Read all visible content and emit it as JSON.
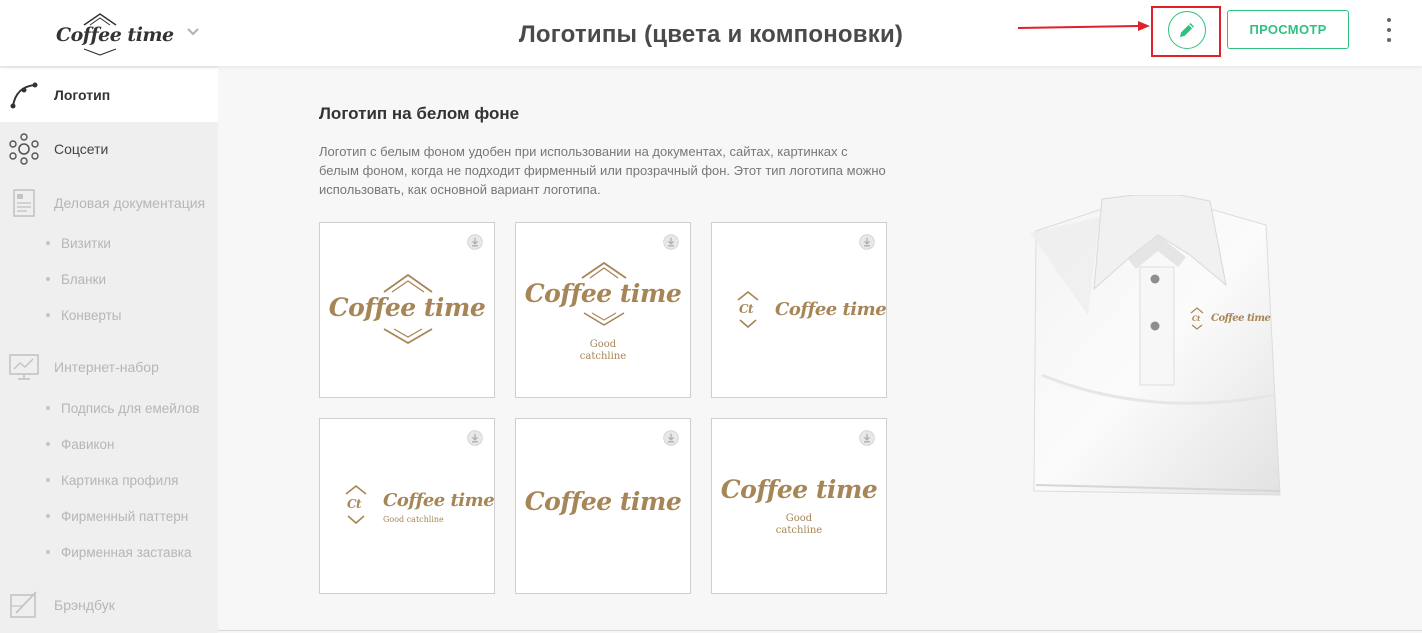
{
  "header": {
    "brand_text": "Coffee time",
    "title": "Логотипы (цвета и компоновки)",
    "preview_label": "ПРОСМОТР"
  },
  "sidebar": {
    "items": [
      {
        "label": "Логотип",
        "icon": "logo-curve-icon",
        "active": true
      },
      {
        "label": "Соцсети",
        "icon": "social-network-icon"
      },
      {
        "label": "Деловая документация",
        "icon": "document-icon",
        "children": [
          "Визитки",
          "Бланки",
          "Конверты"
        ]
      },
      {
        "label": "Интернет-набор",
        "icon": "monitor-icon",
        "children": [
          "Подпись для емейлов",
          "Фавикон",
          "Картинка профиля",
          "Фирменный паттерн",
          "Фирменная заставка"
        ]
      },
      {
        "label": "Брэндбук",
        "icon": "brandbook-icon"
      }
    ]
  },
  "section": {
    "title": "Логотип на белом фоне",
    "description": "Логотип с белым фоном удобен при использовании на документах, сайтах, картинках с белым фоном, когда не подходит фирменный или прозрачный фон. Этот тип логотипа можно использовать, как основной вариант логотипа."
  },
  "logos": [
    {
      "text": "Coffee time",
      "variant": "framed-diamond"
    },
    {
      "text": "Coffee time",
      "catchline": "Good\ncatchline",
      "variant": "mountain-stacked"
    },
    {
      "text": "Coffee time",
      "monogram": "Ct",
      "variant": "monogram-inline"
    },
    {
      "text": "Coffee time",
      "monogram": "Ct",
      "catchline": "Good catchline",
      "variant": "monogram-inline-catchline"
    },
    {
      "text": "Coffee time",
      "variant": "wordmark"
    },
    {
      "text": "Coffee time",
      "catchline": "Good\ncatchline",
      "variant": "wordmark-catchline"
    }
  ],
  "mockup": {
    "text": "Coffee time",
    "monogram": "Ct"
  },
  "colors": {
    "accent": "#2ec27e",
    "logo_gold": "#a68556",
    "highlight_red": "#e0202b"
  }
}
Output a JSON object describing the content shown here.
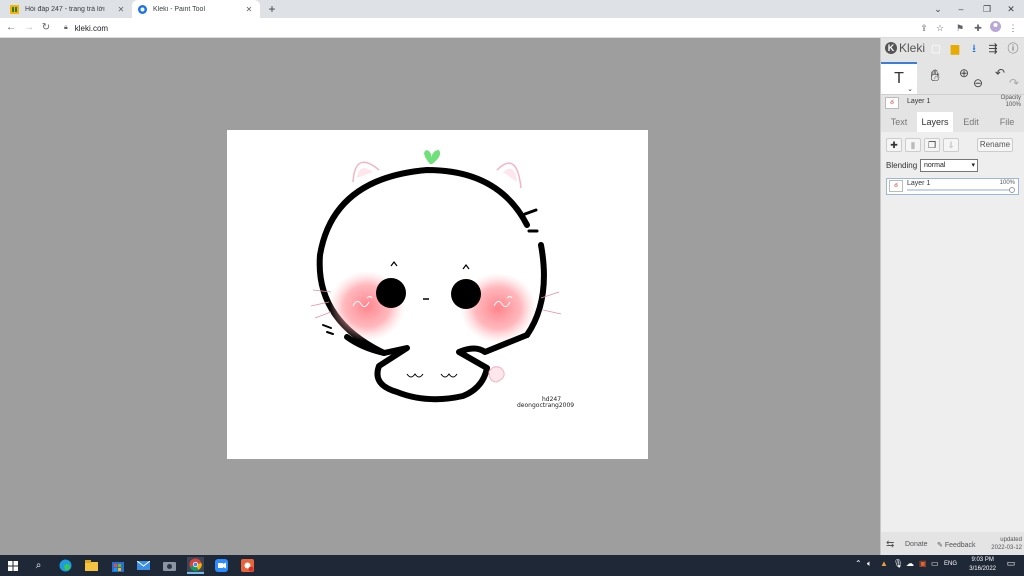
{
  "browser": {
    "tabs": [
      {
        "title": "Hỏi đáp 247 - trang trả lời",
        "favicon": "hoidap-favicon",
        "active": false
      },
      {
        "title": "Kleki - Paint Tool",
        "favicon": "kleki-favicon",
        "active": true
      }
    ],
    "url": "kleki.com"
  },
  "kleki": {
    "brand": "Kleki",
    "layer_header": {
      "name": "Layer 1",
      "opacity_label": "Opacity",
      "opacity_value": "100%"
    },
    "tabs": [
      "Text",
      "Layers",
      "Edit",
      "File"
    ],
    "active_tab": "Layers",
    "layers_panel": {
      "rename_label": "Rename",
      "blending_label": "Blending",
      "blending_value": "normal",
      "layers": [
        {
          "name": "Layer 1",
          "opacity": "100%"
        }
      ]
    },
    "footer": {
      "donate": "Donate",
      "feedback": "Feedback",
      "updated_label": "updated",
      "updated_date": "2022-03-12"
    }
  },
  "drawing": {
    "signature_line1": "hd247",
    "signature_line2": "deongoctrang2009"
  },
  "taskbar": {
    "language": "ENG",
    "time": "9:03 PM",
    "date": "3/16/2022"
  },
  "colors": {
    "workarea_bg": "#9e9e9e",
    "accent": "#3b7dd8",
    "taskbar_bg": "#1f2836"
  }
}
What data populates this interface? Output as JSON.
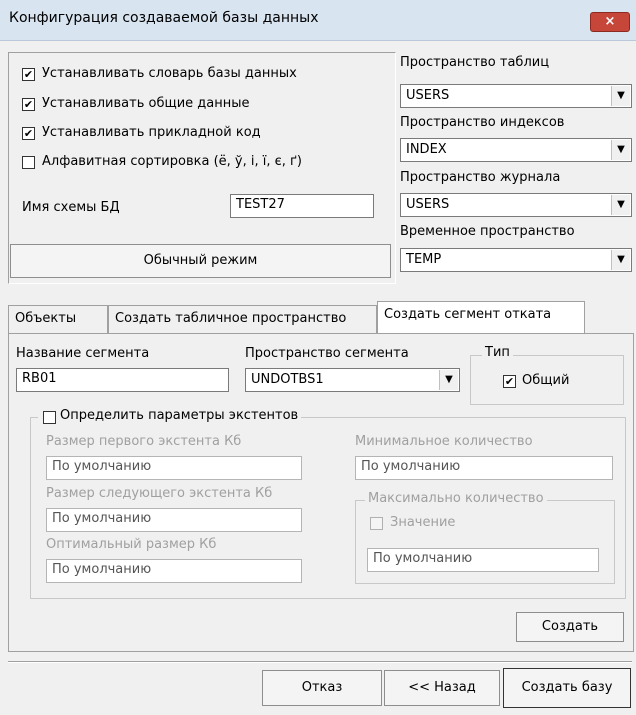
{
  "window": {
    "title": "Конфигурация создаваемой базы данных",
    "close_icon": "×"
  },
  "options": {
    "checks": [
      {
        "label": "Устанавливать словарь базы данных",
        "checked": true
      },
      {
        "label": "Устанавливать общие данные",
        "checked": true
      },
      {
        "label": "Устанавливать прикладной код",
        "checked": true
      },
      {
        "label": "Алфавитная сортировка (ё, ў, і, ї, є, ґ)",
        "checked": false
      }
    ],
    "schema_label": "Имя схемы БД",
    "schema_value": "TEST27",
    "mode_button": "Обычный режим"
  },
  "spaces": {
    "tables_label": "Пространство таблиц",
    "tables_value": "USERS",
    "indexes_label": "Пространство индексов",
    "indexes_value": "INDEX",
    "journal_label": "Пространство журнала",
    "journal_value": "USERS",
    "temp_label": "Временное пространство",
    "temp_value": "TEMP"
  },
  "tabs": [
    "Объекты",
    "Создать табличное пространство",
    "Создать сегмент отката"
  ],
  "segment": {
    "name_label": "Название сегмента",
    "name_value": "RB01",
    "space_label": "Пространство сегмента",
    "space_value": "UNDOTBS1",
    "type_label": "Тип",
    "type_option": "Общий"
  },
  "extents": {
    "group_label": "Определить параметры экстентов",
    "first_label": "Размер первого экстента Кб",
    "first_value": "По умолчанию",
    "next_label": "Размер следующего экстента Кб",
    "next_value": "По умолчанию",
    "optimal_label": "Оптимальный размер Кб",
    "optimal_value": "По умолчанию",
    "min_label": "Минимальное количество",
    "min_value": "По умолчанию",
    "max_group": "Максимально количество",
    "max_check": "Значение",
    "max_value": "По умолчанию"
  },
  "buttons": {
    "create": "Создать",
    "cancel": "Отказ",
    "back": "<< Назад",
    "create_db": "Создать базу"
  },
  "icons": {
    "check": "✔",
    "dropdown": "▼"
  }
}
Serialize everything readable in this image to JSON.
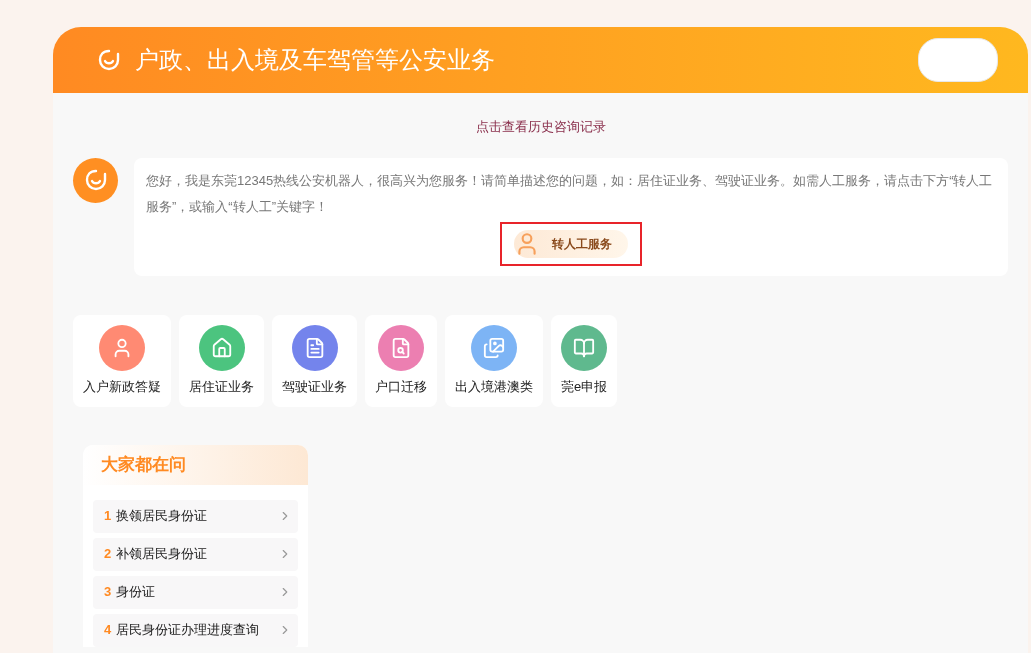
{
  "header": {
    "title": "户政、出入境及车驾管等公安业务"
  },
  "history_link": "点击查看历史咨询记录",
  "bot_message": {
    "text": "您好，我是东莞12345热线公安机器人，很高兴为您服务！请简单描述您的问题，如：居住证业务、驾驶证业务。如需人工服务，请点击下方“转人工服务”，或输入“转人工”关键字！",
    "button": "转人工服务",
    "highlighted": true
  },
  "services": [
    {
      "label": "入户新政答疑",
      "color": "#ff8a73",
      "kind": "person"
    },
    {
      "label": "居住证业务",
      "color": "#4cc47f",
      "kind": "house"
    },
    {
      "label": "驾驶证业务",
      "color": "#7484ec",
      "kind": "document"
    },
    {
      "label": "户口迁移",
      "color": "#ec7fb1",
      "kind": "search"
    },
    {
      "label": "出入境港澳类",
      "color": "#7db4f5",
      "kind": "cards"
    },
    {
      "label": "莞e申报",
      "color": "#5fb98e",
      "kind": "book"
    }
  ],
  "faq": {
    "title": "大家都在问",
    "items": [
      {
        "number": "1",
        "label": "换领居民身份证"
      },
      {
        "number": "2",
        "label": "补领居民身份证"
      },
      {
        "number": "3",
        "label": "身份证"
      },
      {
        "number": "4",
        "label": "居民身份证办理进度查询"
      }
    ]
  }
}
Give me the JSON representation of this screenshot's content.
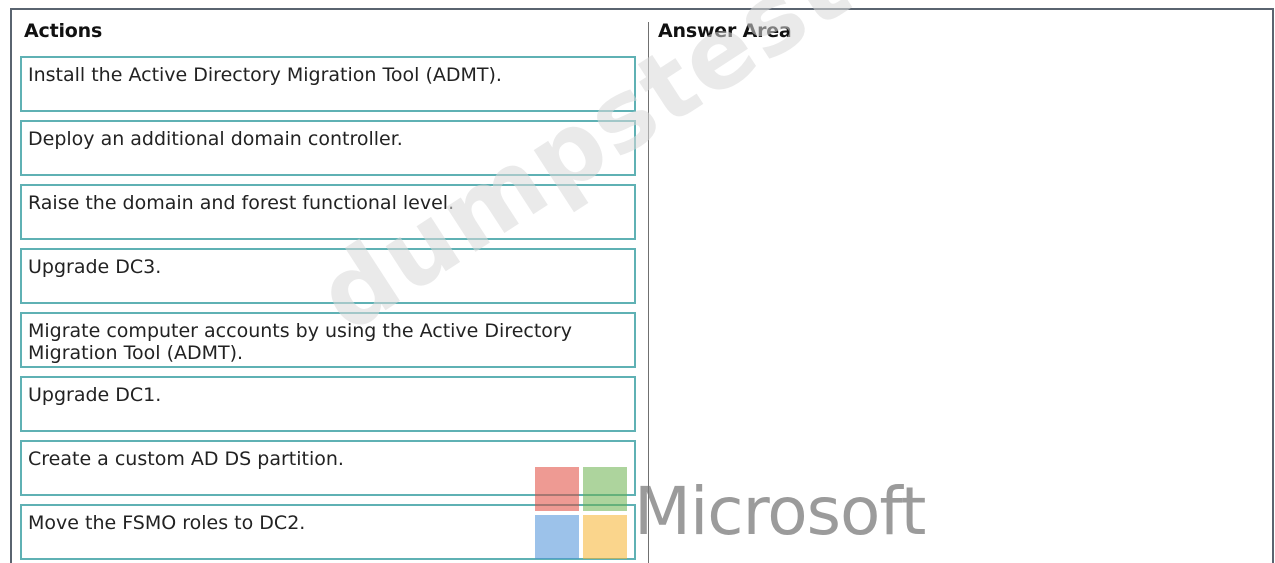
{
  "headings": {
    "actions": "Actions",
    "answer_area": "Answer Area"
  },
  "actions": [
    "Install the Active Directory Migration Tool (ADMT).",
    "Deploy an additional domain controller.",
    "Raise the domain and forest functional level.",
    "Upgrade DC3.",
    "Migrate computer accounts by using the Active Directory Migration Tool (ADMT).",
    "Upgrade DC1.",
    "Create a custom AD DS partition.",
    "Move the FSMO roles to DC2."
  ],
  "branding": {
    "logo_text": "Microsoft",
    "watermark": "dumpstests.com"
  }
}
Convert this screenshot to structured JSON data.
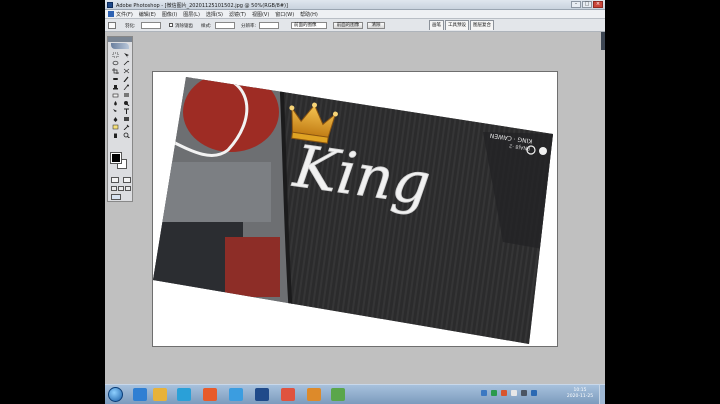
{
  "window": {
    "title": "Adobe Photoshop - [微信图片_20201125101502.jpg @ 50%(RGB/8#)]",
    "controls": [
      "–",
      "□",
      "×"
    ]
  },
  "menubar": {
    "items": [
      "文件(F)",
      "编辑(E)",
      "图像(I)",
      "图层(L)",
      "选择(S)",
      "滤镜(T)",
      "视图(V)",
      "窗口(W)",
      "帮助(H)"
    ]
  },
  "options": {
    "feather_label": "羽化:",
    "antialias_label": "消除锯齿",
    "style_label": "样式:",
    "resolution_label": "分辨率:",
    "size_dropdown": "前面的图像",
    "clear_button": "清除",
    "tabs": [
      "画笔",
      "工具预设",
      "图层复合"
    ]
  },
  "tools": {
    "icons": [
      "marquee-icon",
      "move-icon",
      "lasso-icon",
      "magic-wand-icon",
      "crop-icon",
      "slice-icon",
      "healing-icon",
      "brush-icon",
      "stamp-icon",
      "history-brush-icon",
      "eraser-icon",
      "gradient-icon",
      "blur-icon",
      "dodge-icon",
      "path-select-icon",
      "type-icon",
      "pen-icon",
      "shape-icon",
      "notes-icon",
      "eyedropper-icon",
      "hand-icon",
      "zoom-icon"
    ],
    "foreground": "#000000",
    "background": "#ffffff"
  },
  "image": {
    "embroidery_text": "King",
    "mirrored_text_line1": "KING · CAWEN",
    "mirrored_text_line2": "8NAJ8 ·2"
  },
  "colors": {
    "workspace": "#c0c0c0",
    "sweater": "#2a2a2b",
    "crown": "#e0a323",
    "embroidery": "#f1f1f1",
    "seat_red": "#9e2c24"
  },
  "taskbar": {
    "apps": [
      "ie-icon",
      "folder-icon",
      "qq-icon",
      "media-icon",
      "browser-icon",
      "photoshop-icon",
      "paint-icon",
      "camera-icon",
      "tool-icon"
    ],
    "time": "10:15",
    "date": "2020-11-25"
  }
}
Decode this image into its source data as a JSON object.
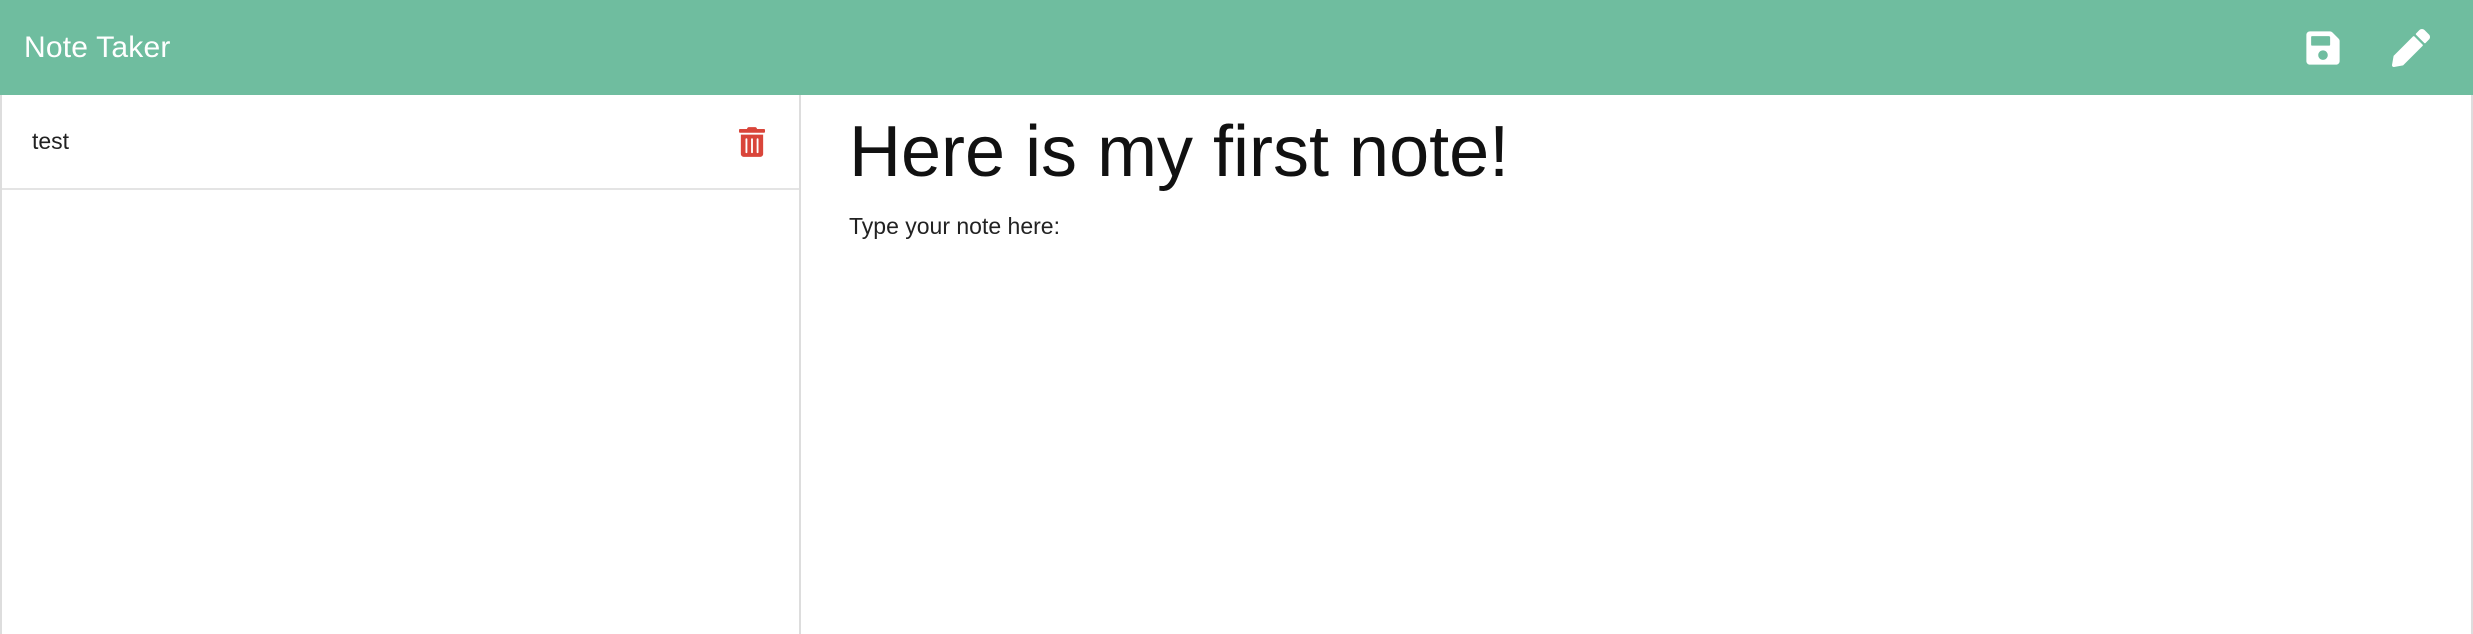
{
  "colors": {
    "navbar_bg": "#6fbd9f",
    "nav_icon": "#ffffff",
    "delete_icon": "#d9453a"
  },
  "header": {
    "brand": "Note Taker",
    "save_icon": "floppy-disk-icon",
    "new_note_icon": "pencil-icon"
  },
  "sidebar": {
    "notes": [
      {
        "title": "test",
        "action_icon": "trash-icon"
      }
    ]
  },
  "editor": {
    "title": "Here is my first note!",
    "body": "Type your note here:"
  }
}
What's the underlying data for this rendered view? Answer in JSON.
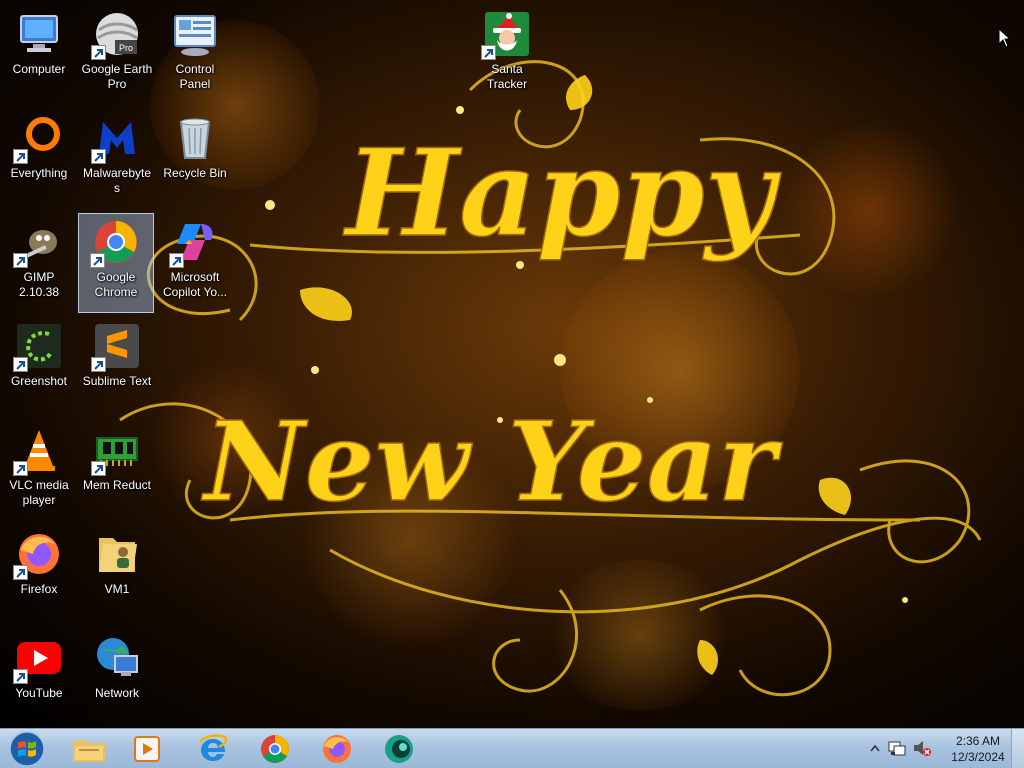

——————

- GOAL
In the listing above, locate each line with "Directory" and copy it.

- RESULT OF THE EXERCISE
    "Install the Active Directory Migration Tool (ADMT).",
    "Migrate computer accounts by using the Active Directory Migration Tool (ADMT).",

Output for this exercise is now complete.